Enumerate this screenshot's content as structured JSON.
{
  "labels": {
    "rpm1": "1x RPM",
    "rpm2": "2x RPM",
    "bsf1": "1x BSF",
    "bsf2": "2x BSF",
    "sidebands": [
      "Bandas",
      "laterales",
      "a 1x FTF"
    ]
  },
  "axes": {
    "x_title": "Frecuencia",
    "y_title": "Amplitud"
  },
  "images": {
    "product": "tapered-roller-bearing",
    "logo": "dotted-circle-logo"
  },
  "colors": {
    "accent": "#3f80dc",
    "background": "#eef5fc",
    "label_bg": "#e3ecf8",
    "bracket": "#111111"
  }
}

Stated goal
Transcribe every entry exactly.

Response to this task
Enumerate this screenshot's content as structured JSON.
{
  "labels": {
    "rpm1": "1x RPM",
    "rpm2": "2x RPM",
    "bsf1": "1x BSF",
    "bsf2": "2x BSF",
    "sidebands": [
      "Bandas",
      "laterales",
      "a 1x FTF"
    ]
  },
  "axes": {
    "x_title": "Frecuencia",
    "y_title": "Amplitud"
  },
  "images": {
    "product": "tapered-roller-bearing",
    "logo": "dotted-circle-logo"
  },
  "colors": {
    "accent": "#3f80dc",
    "background": "#eef5fc",
    "label_bg": "#e3ecf8",
    "bracket": "#111111"
  }
}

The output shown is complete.